(Problems):
a. In the passage on whether light has mass, condense the paragraph beginning "To understand the second thing" into a shorter version that keeps its main points.
b. Write the next paragraph of the passage on whether light has mass, picking up after its final sentence.

[start of Page extract]

As Einstein said, Matter tells spacetime how to curve, and spacetime tells matter how to move... Light is a quantum particle which is said to have a massless gauge symmetry,Abelian U(1). But Phenomena like curvature of light, radiation pressure and Gravitational redshift requires light to be massive(in my theory(look below for it!!!)). As I thought a while about these phenomena, another question arised.... I found that light is emitted by matter(electrons are the main particles involving in these emissions... I am not sure that protons will emit...).So, if matter are made up of particles, light is surely made up of particles, moreover if light is an electromagnetic wave, light can't travel because electric and magnetic fields are produced only in the vicinity of an electron and also they have limits i.e. these fields can't exist to infinity.

To understand the second thing, look carefully at Einstein's words(at the beginning of this article). It tells us that massless objects will not curve i.e. massless objects will only propagate rectilinearly. Again, experimental observations show that light curves around gravitational bodies. This again shows that light is massive.

[end of Page extract]
[start of Supplied entries]

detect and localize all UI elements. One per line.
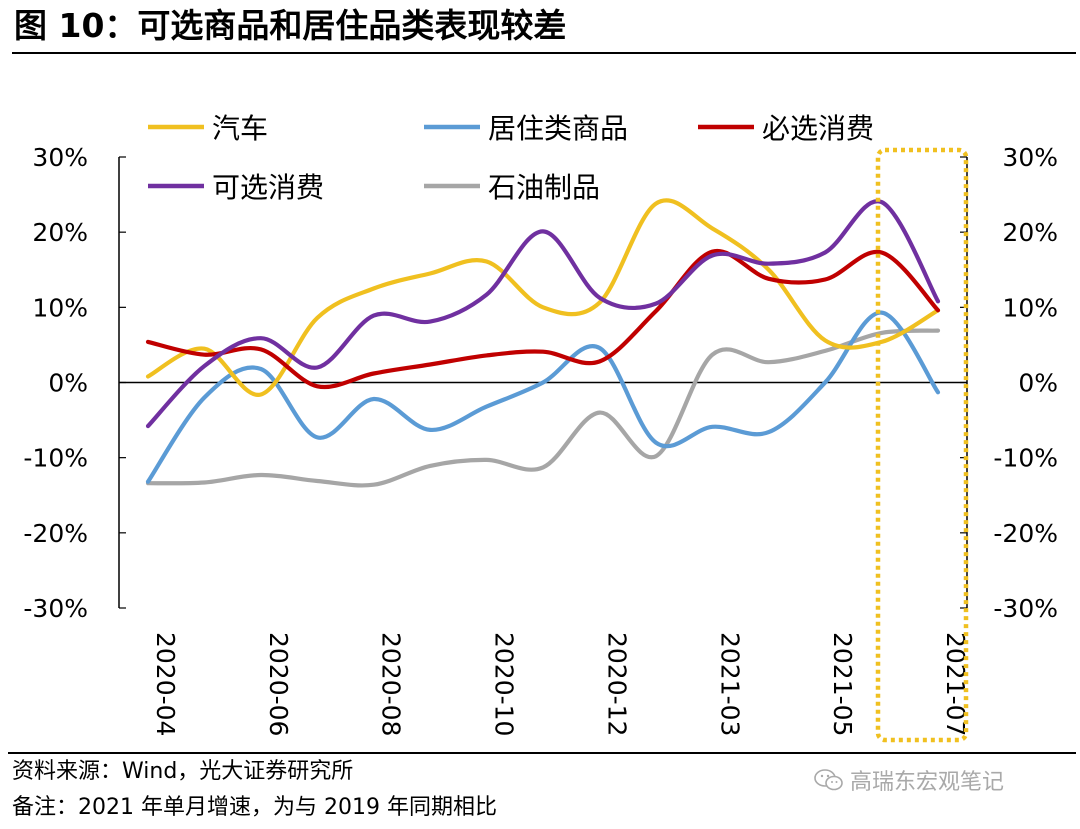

[end of Supplied entries]
[start of Supplied entries]

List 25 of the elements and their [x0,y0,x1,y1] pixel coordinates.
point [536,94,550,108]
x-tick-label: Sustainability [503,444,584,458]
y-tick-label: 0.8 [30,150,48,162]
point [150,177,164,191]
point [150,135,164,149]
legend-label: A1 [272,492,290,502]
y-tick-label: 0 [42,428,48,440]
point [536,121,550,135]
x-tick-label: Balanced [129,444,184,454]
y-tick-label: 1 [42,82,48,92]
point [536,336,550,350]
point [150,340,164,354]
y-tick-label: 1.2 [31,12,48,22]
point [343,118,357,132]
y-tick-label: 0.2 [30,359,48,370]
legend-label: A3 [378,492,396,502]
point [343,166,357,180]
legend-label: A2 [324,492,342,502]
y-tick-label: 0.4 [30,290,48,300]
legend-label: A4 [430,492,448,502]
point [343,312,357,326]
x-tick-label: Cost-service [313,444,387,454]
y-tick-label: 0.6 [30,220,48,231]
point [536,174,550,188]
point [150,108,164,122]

[end of Supplied entries]
[start of Supplied entries]

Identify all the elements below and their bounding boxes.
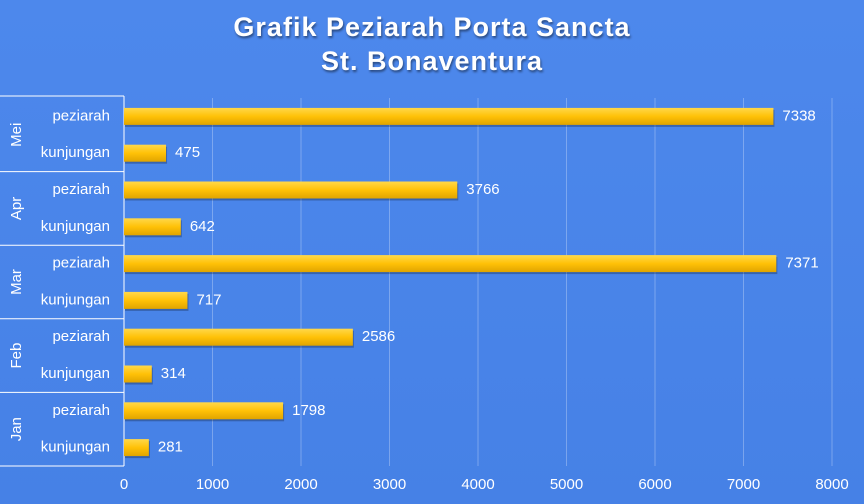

[end of Supplied entries]

(Task-by-task results):
a. Einstein's words at the start of the article imply that massless objects do not curve and travel only in straight lines. Experiments, however, show light curving around gravitational bodies, which again indicates that light is massive.

b.
The tertiary thing is gravitational redshift. Many of them are misunderstanding as a consequence of spacetime dilation but what is the reason behind the 'gravitational blueshift?' Again, light have to be massive to fulfill this explanation. Here is where my massive photon theory plays. My explanation is like this... suppose a photon leaves a massive star. Because of the gravitational pull of the star, the photon have to lose its speed. Light can travel only at c($$299792458$$ m/s) so, to maintain that speed, light loses some of its energy to maintain that speed and $$E=hv$$ where $$h$$=planck constant and $$v$$=frequency. As there is a decrease in energy, there is a corresponding decrease in its wavelength. This is how redshift occurs. Also gravitational blueshift occurs when a photon is travelling towards a planet. The explanation is the same... due to the gravitational pull of the planet, its speed tend to increase. so, to maintain the speed if light, that energy is given to its wave part i.e. absorb energy. since $$E=hv$$, frequency will increase.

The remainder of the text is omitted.